Provided entries
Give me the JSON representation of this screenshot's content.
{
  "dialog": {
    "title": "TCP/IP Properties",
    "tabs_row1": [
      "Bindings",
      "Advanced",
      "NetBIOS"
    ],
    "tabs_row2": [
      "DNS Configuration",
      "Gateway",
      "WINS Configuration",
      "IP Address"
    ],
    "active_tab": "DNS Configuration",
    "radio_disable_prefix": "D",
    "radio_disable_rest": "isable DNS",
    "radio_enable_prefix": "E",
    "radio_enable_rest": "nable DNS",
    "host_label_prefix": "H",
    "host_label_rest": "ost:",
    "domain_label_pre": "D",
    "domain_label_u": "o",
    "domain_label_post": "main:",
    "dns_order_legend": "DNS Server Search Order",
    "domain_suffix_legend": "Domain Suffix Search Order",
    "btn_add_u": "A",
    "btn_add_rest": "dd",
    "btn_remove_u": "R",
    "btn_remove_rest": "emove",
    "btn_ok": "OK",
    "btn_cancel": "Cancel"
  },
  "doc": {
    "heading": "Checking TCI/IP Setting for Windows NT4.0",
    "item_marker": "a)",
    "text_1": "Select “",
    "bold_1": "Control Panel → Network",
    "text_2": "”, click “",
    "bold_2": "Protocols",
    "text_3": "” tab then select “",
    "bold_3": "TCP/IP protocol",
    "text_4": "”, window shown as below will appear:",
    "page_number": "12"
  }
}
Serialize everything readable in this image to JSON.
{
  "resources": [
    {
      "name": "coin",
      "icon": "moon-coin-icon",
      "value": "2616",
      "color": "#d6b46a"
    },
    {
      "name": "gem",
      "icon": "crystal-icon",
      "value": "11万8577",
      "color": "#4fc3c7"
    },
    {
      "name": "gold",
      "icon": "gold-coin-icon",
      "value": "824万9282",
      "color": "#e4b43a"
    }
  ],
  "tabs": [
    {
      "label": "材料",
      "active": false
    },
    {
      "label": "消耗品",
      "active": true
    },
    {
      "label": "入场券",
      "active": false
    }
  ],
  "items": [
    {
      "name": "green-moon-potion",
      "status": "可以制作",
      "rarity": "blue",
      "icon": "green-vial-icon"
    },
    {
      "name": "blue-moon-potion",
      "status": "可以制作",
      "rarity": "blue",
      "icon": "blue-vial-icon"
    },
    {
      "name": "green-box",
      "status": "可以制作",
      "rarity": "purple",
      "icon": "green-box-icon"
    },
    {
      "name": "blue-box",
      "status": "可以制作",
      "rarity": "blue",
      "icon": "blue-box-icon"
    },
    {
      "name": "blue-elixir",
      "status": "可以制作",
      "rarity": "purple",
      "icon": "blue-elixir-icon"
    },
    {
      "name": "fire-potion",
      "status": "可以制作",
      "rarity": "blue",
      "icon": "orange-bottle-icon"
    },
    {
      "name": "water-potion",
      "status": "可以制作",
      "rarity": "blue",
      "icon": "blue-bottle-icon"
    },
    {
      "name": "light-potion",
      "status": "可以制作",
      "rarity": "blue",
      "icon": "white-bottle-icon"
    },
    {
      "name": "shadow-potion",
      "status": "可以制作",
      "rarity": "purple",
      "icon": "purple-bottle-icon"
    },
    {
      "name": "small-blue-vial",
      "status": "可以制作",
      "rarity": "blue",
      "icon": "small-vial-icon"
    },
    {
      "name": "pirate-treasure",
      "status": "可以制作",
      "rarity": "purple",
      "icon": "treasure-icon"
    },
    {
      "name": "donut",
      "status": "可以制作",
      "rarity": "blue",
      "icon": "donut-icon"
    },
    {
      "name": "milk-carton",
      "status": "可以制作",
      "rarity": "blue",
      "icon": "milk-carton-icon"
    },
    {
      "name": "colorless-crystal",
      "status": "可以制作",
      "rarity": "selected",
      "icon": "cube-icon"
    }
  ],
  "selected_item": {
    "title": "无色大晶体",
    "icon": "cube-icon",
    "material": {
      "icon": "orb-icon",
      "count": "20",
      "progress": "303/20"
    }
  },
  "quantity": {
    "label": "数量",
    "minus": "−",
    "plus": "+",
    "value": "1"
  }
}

Stated problem
Using the material above, report each line where "moon" occurs.

Solution to the exercise
      "icon": "moon-coin-icon",
      "name": "green-moon-potion",
      "name": "blue-moon-potion",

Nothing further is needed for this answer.